*Daftar Tugas:*
• a. Menurut bacaan tentang dokar di Kota Batu, berapa banyak kusir dokar pada tahun 1980-an?
• b. Bilangan apa saja yang dipakai bacaan tentang dokar di Kota Batu untuk menghitung jumlah kusir atau desa?
• c. Tuliskan ulang bagian bacaan tentang dokar di Kota Batu antara "BATU- Keberadaan kusir" dan "mikrolet daripada dokar.", termasuk kedua bagian itu.

*Teks Bacaan:*

· · · ·

23.3.09

Nasib Dokar Kian Terpinggirkan

BATU- Keberadaan kusir dokar di Kota Batu nyaris punah. Saat ini hanya terdapat 21 kusir yang bertahan. Sedangkan ratusan yang lainnya beralih profesi lain. Itu karena pekerjaan tersebut sangat tidak menjanjikan, sehingga penghasilan kusir berkurang. Selain itu, masyarakat lebih memilih mikrolet daripada dokar.

“Pada tahun 1980-an ada sekitar 256 kusir yang berasal dari 18 desa, tahun 2008 ini hanya tersisa 21 orang. Mereka yang saat ini bertahan sebagai kusir saja rata-rata sambil nyambi sebagai blantik,” terang Sunarto, penanggungjawab dokar di wilayah Batu kepada Malang Post kemarin.
Banyak hal menurut pria yang juga pegawai Dinas Pariwisata Kota Batu ini, yang menyebabkan nasib dokar kian terpinggirkan, antara lain, bertambahnya pilihan angkutan umum yang tersedia di batu dan meningkatknya kepemilikan kendaraan bermotor. “Ini menjadikan penghaslan kusir, pun merosot. Bule yang datang ke sini saja jarang yang mau naik dokar,” paparnya.

· · · ·

*Daftar Butir:*
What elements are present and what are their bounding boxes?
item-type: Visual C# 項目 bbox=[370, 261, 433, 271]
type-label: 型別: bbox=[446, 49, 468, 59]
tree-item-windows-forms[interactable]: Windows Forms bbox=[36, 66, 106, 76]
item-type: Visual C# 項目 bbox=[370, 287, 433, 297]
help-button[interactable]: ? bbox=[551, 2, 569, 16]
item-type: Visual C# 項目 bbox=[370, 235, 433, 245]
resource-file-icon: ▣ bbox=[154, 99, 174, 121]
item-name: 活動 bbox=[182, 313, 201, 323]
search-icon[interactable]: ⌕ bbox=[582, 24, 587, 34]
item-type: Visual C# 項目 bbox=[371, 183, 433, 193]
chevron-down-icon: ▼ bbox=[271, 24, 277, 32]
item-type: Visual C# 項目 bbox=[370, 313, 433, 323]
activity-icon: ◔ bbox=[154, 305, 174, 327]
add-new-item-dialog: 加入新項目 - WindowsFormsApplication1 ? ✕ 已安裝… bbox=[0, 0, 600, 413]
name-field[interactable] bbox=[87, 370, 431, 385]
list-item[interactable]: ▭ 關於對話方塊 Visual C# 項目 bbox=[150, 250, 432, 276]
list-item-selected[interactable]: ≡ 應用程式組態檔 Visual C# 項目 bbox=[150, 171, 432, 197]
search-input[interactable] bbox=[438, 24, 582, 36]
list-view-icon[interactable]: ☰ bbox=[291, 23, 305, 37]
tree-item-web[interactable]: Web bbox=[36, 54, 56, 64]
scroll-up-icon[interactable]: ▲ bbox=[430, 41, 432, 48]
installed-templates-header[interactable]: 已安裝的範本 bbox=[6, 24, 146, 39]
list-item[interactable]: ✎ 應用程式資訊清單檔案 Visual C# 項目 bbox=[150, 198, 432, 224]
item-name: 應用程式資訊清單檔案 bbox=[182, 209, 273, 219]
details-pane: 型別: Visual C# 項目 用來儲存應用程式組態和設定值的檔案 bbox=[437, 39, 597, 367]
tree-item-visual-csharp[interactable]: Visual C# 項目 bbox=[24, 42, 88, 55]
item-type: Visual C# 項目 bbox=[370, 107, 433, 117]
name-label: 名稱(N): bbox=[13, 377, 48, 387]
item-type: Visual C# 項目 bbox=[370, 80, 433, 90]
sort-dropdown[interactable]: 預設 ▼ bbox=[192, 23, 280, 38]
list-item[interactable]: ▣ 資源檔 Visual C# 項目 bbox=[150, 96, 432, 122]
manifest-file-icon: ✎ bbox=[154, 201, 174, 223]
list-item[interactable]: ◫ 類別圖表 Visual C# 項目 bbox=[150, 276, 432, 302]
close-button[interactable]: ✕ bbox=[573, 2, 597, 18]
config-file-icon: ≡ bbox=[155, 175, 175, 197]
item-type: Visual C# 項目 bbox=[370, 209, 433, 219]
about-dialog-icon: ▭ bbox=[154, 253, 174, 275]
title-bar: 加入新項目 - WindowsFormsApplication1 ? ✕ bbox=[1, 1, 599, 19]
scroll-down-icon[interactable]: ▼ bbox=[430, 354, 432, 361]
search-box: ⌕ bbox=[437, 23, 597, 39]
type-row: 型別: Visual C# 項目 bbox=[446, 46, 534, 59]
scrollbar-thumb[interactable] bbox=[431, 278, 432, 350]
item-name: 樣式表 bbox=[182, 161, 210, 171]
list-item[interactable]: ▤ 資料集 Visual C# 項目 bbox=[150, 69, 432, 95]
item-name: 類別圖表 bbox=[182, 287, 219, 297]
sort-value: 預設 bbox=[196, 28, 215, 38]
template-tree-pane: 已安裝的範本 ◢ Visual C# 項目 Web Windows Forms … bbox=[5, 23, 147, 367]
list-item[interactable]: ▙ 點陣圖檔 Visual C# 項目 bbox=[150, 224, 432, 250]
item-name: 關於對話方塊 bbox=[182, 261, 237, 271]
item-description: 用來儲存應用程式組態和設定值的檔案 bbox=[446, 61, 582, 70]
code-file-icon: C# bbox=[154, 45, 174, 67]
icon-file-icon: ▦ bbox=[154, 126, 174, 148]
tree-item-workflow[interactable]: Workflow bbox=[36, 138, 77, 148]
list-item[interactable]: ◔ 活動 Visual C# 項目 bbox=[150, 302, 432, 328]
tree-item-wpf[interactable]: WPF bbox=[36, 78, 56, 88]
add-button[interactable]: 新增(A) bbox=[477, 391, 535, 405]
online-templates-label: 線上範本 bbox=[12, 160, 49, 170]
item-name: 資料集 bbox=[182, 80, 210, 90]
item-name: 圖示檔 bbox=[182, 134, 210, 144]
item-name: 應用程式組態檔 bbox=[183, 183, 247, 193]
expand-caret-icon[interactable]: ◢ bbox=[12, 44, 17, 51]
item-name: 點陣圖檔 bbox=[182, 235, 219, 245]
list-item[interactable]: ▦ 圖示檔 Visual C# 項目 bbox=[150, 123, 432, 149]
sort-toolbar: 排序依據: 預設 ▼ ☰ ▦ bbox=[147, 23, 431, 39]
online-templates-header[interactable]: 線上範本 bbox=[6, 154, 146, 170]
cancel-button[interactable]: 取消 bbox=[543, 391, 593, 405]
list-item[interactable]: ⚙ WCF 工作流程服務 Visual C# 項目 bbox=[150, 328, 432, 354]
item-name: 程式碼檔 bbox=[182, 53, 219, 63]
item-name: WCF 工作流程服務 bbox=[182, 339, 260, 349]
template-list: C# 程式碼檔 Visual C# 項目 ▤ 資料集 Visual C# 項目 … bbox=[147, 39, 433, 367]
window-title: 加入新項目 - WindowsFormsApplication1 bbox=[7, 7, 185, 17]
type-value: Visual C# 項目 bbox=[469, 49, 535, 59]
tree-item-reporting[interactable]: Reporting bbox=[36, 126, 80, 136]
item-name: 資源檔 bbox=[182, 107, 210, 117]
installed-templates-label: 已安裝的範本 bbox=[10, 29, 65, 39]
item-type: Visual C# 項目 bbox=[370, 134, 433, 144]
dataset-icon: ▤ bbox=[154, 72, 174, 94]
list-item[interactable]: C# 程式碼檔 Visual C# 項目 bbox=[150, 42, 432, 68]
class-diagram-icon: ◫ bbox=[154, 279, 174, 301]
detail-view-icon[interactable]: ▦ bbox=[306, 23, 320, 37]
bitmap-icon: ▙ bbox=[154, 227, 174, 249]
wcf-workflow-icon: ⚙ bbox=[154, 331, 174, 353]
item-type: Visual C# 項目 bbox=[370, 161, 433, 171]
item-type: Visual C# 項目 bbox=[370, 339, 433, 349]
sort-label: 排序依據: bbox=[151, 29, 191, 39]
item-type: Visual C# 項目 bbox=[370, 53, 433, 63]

· · · ·

*Jawaban:*
• a. Sekitar 256 kusir, yang berasal dari 18 desa.

• b. 21 kusir (yang masih bertahan), 256 kusir (pada tahun 1980-an), 18 desa (asal kusir pada tahun 1980-an)

• c.
BATU- Keberadaan kusir dokar di Kota Batu nyaris punah. Saat ini hanya terdapat 21 kusir yang bertahan. Sedangkan ratusan yang lainnya beralih profesi lain. Itu karena pekerjaan tersebut sangat tidak menjanjikan, sehingga penghasilan kusir berkurang. Selain itu, masyarakat lebih memilih mikrolet daripada dokar.